What you have to do: Write out the whole listing, matching it exactly.

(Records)
========

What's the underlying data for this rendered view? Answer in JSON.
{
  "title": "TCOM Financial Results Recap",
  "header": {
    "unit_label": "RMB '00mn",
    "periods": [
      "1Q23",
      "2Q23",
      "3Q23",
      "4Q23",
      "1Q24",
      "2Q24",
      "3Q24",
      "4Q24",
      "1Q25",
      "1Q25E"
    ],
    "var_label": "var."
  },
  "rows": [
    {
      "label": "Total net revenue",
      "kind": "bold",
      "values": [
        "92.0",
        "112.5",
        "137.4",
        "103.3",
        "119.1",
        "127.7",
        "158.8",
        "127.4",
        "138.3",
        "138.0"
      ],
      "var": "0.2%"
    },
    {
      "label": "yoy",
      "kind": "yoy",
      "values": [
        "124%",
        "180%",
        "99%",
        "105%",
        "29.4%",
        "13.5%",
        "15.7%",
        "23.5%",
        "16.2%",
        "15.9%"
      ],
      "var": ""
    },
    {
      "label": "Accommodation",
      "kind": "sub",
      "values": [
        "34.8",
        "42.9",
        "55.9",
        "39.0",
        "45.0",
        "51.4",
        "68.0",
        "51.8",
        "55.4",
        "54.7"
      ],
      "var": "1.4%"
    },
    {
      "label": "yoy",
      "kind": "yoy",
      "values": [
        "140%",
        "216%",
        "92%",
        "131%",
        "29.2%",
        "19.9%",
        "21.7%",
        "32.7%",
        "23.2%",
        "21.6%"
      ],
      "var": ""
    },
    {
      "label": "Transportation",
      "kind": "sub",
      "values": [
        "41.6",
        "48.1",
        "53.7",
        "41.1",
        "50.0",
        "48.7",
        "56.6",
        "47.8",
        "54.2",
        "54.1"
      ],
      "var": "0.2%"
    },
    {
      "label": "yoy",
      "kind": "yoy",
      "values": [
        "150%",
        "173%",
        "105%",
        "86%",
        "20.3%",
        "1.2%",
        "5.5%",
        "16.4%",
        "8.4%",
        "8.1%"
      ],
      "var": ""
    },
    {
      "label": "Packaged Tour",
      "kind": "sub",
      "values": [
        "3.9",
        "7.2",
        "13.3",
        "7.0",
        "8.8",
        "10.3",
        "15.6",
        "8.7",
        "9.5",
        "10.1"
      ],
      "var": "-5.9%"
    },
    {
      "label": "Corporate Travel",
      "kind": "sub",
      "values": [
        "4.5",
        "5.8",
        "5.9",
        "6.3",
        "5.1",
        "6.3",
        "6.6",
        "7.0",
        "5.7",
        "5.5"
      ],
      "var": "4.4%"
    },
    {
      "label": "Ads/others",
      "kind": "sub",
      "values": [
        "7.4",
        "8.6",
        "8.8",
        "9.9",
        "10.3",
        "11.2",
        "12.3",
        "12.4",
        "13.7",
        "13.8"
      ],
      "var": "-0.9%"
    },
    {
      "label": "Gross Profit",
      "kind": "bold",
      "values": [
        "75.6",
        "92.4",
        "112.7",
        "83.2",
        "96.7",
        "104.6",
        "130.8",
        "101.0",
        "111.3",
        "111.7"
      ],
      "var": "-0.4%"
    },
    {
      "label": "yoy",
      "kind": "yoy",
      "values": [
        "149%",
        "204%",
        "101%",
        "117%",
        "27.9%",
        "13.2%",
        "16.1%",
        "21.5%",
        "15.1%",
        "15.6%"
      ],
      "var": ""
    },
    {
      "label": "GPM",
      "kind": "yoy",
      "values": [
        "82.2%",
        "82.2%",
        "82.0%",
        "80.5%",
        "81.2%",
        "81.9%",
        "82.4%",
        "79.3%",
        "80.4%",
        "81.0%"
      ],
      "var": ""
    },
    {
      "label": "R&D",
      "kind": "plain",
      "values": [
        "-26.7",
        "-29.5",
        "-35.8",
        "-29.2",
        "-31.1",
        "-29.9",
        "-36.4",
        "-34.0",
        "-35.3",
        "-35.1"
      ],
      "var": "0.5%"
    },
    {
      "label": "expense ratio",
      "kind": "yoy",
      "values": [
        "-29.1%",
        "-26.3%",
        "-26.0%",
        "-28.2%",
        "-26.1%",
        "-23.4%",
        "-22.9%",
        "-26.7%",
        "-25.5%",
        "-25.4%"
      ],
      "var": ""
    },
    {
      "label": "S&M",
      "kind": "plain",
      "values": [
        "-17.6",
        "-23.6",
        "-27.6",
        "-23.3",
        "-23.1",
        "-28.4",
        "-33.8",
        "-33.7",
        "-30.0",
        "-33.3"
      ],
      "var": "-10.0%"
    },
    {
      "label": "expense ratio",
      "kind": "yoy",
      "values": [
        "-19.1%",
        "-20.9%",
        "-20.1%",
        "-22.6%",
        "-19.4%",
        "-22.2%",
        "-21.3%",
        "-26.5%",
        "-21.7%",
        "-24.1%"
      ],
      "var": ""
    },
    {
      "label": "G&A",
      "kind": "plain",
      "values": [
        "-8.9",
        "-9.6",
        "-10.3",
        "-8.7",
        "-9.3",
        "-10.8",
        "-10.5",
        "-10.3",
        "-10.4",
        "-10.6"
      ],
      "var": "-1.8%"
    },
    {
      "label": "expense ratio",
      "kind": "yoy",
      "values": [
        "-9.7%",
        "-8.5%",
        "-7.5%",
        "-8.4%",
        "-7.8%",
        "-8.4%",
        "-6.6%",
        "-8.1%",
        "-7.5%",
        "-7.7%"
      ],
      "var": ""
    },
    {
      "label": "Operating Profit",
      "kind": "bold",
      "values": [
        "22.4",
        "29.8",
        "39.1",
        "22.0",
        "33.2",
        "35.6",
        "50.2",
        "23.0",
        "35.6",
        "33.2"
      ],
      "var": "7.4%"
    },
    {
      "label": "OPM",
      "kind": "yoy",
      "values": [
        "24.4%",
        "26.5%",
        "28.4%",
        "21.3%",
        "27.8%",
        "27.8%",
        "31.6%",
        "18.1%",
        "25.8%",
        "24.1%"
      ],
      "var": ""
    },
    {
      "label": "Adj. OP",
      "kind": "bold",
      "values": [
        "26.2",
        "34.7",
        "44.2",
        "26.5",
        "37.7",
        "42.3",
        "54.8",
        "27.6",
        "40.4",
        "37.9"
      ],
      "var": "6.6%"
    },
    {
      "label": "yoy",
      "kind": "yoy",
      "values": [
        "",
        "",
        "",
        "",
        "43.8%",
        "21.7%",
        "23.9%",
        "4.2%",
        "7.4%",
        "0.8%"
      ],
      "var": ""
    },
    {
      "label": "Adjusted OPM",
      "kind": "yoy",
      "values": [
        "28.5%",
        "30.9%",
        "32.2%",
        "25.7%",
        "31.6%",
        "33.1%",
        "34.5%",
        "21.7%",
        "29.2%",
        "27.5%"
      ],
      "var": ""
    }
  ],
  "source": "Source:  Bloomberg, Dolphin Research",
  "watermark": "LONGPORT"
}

========

Exercise output:
What's the underlying data for this rendered view? Answer in JSON.
{
  "title": "TCOM Financial Results Recap",
  "header": {
    "unit_label": "RMB '00mn",
    "periods": [
      "1Q23",
      "2Q23",
      "3Q23",
      "4Q23",
      "1Q24",
      "2Q24",
      "3Q24",
      "4Q24",
      "1Q25",
      "1Q25E"
    ],
    "var_label": "var."
  },
  "rows": [
    {
      "label": "Total net revenue",
      "kind": "bold",
      "values": [
        "92.0",
        "112.5",
        "137.4",
        "103.3",
        "119.1",
        "127.7",
        "158.8",
        "127.4",
        "138.3",
        "138.0"
      ],
      "var": "0.2%"
    },
    {
      "label": "yoy",
      "kind": "yoy",
      "values": [
        "124%",
        "180%",
        "99%",
        "105%",
        "29.4%",
        "13.5%",
        "15.7%",
        "23.5%",
        "16.2%",
        "15.9%"
      ],
      "var": ""
    },
    {
      "label": "Accommodation",
      "kind": "sub",
      "values": [
        "34.8",
        "42.9",
        "55.9",
        "39.0",
        "45.0",
        "51.4",
        "68.0",
        "51.8",
        "55.4",
        "54.7"
      ],
      "var": "1.4%"
    },
    {
      "label": "yoy",
      "kind": "yoy",
      "values": [
        "140%",
        "216%",
        "92%",
        "131%",
        "29.2%",
        "19.9%",
        "21.7%",
        "32.7%",
        "23.2%",
        "21.6%"
      ],
      "var": ""
    },
    {
      "label": "Transportation",
      "kind": "sub",
      "values": [
        "41.6",
        "48.1",
        "53.7",
        "41.1",
        "50.0",
        "48.7",
        "56.6",
        "47.8",
        "54.2",
        "54.1"
      ],
      "var": "0.2%"
    },
    {
      "label": "yoy",
      "kind": "yoy",
      "values": [
        "150%",
        "173%",
        "105%",
        "86%",
        "20.3%",
        "1.2%",
        "5.5%",
        "16.4%",
        "8.4%",
        "8.1%"
      ],
      "var": ""
    },
    {
      "label": "Packaged Tour",
      "kind": "sub",
      "values": [
        "3.9",
        "7.2",
        "13.3",
        "7.0",
        "8.8",
        "10.3",
        "15.6",
        "8.7",
        "9.5",
        "10.1"
      ],
      "var": "-5.9%"
    },
    {
      "label": "Corporate Travel",
      "kind": "sub",
      "values": [
        "4.5",
        "5.8",
        "5.9",
        "6.3",
        "5.1",
        "6.3",
        "6.6",
        "7.0",
        "5.7",
        "5.5"
      ],
      "var": "4.4%"
    },
    {
      "label": "Ads/others",
      "kind": "sub",
      "values": [
        "7.4",
        "8.6",
        "8.8",
        "9.9",
        "10.3",
        "11.2",
        "12.3",
        "12.4",
        "13.7",
        "13.8"
      ],
      "var": "-0.9%"
    },
    {
      "label": "Gross Profit",
      "kind": "bold",
      "values": [
        "75.6",
        "92.4",
        "112.7",
        "83.2",
        "96.7",
        "104.6",
        "130.8",
        "101.0",
        "111.3",
        "111.7"
      ],
      "var": "-0.4%"
    },
    {
      "label": "yoy",
      "kind": "yoy",
      "values": [
        "149%",
        "204%",
        "101%",
        "117%",
        "27.9%",
        "13.2%",
        "16.1%",
        "21.5%",
        "15.1%",
        "15.6%"
      ],
      "var": ""
    },
    {
      "label": "GPM",
      "kind": "yoy",
      "values": [
        "82.2%",
        "82.2%",
        "82.0%",
        "80.5%",
        "81.2%",
        "81.9%",
        "82.4%",
        "79.3%",
        "80.4%",
        "81.0%"
      ],
      "var": ""
    },
    {
      "label": "R&D",
      "kind": "plain",
      "values": [
        "-26.7",
        "-29.5",
        "-35.8",
        "-29.2",
        "-31.1",
        "-29.9",
        "-36.4",
        "-34.0",
        "-35.3",
        "-35.1"
      ],
      "var": "0.5%"
    },
    {
      "label": "expense ratio",
      "kind": "yoy",
      "values": [
        "-29.1%",
        "-26.3%",
        "-26.0%",
        "-28.2%",
        "-26.1%",
        "-23.4%",
        "-22.9%",
        "-26.7%",
        "-25.5%",
        "-25.4%"
      ],
      "var": ""
    },
    {
      "label": "S&M",
      "kind": "plain",
      "values": [
        "-17.6",
        "-23.6",
        "-27.6",
        "-23.3",
        "-23.1",
        "-28.4",
        "-33.8",
        "-33.7",
        "-30.0",
        "-33.3"
      ],
      "var": "-10.0%"
    },
    {
      "label": "expense ratio",
      "kind": "yoy",
      "values": [
        "-19.1%",
        "-20.9%",
        "-20.1%",
        "-22.6%",
        "-19.4%",
        "-22.2%",
        "-21.3%",
        "-26.5%",
        "-21.7%",
        "-24.1%"
      ],
      "var": ""
    },
    {
      "label": "G&A",
      "kind": "plain",
      "values": [
        "-8.9",
        "-9.6",
        "-10.3",
        "-8.7",
        "-9.3",
        "-10.8",
        "-10.5",
        "-10.3",
        "-10.4",
        "-10.6"
      ],
      "var": "-1.8%"
    },
    {
      "label": "expense ratio",
      "kind": "yoy",
      "values": [
        "-9.7%",
        "-8.5%",
        "-7.5%",
        "-8.4%",
        "-7.8%",
        "-8.4%",
        "-6.6%",
        "-8.1%",
        "-7.5%",
        "-7.7%"
      ],
      "var": ""
    },
    {
      "label": "Operating Profit",
      "kind": "bold",
      "values": [
        "22.4",
        "29.8",
        "39.1",
        "22.0",
        "33.2",
        "35.6",
        "50.2",
        "23.0",
        "35.6",
        "33.2"
      ],
      "var": "7.4%"
    },
    {
      "label": "OPM",
      "kind": "yoy",
      "values": [
        "24.4%",
        "26.5%",
        "28.4%",
        "21.3%",
        "27.8%",
        "27.8%",
        "31.6%",
        "18.1%",
        "25.8%",
        "24.1%"
      ],
      "var": ""
    },
    {
      "label": "Adj. OP",
      "kind": "bold",
      "values": [
        "26.2",
        "34.7",
        "44.2",
        "26.5",
        "37.7",
        "42.3",
        "54.8",
        "27.6",
        "40.4",
        "37.9"
      ],
      "var": "6.6%"
    },
    {
      "label": "yoy",
      "kind": "yoy",
      "values": [
        "",
        "",
        "",
        "",
        "43.8%",
        "21.7%",
        "23.9%",
        "4.2%",
        "7.4%",
        "0.8%"
      ],
      "var": ""
    },
    {
      "label": "Adjusted OPM",
      "kind": "yoy",
      "values": [
        "28.5%",
        "30.9%",
        "32.2%",
        "25.7%",
        "31.6%",
        "33.1%",
        "34.5%",
        "21.7%",
        "29.2%",
        "27.5%"
      ],
      "var": ""
    }
  ],
  "source": "Source:  Bloomberg, Dolphin Research",
  "watermark": "LONGPORT"
}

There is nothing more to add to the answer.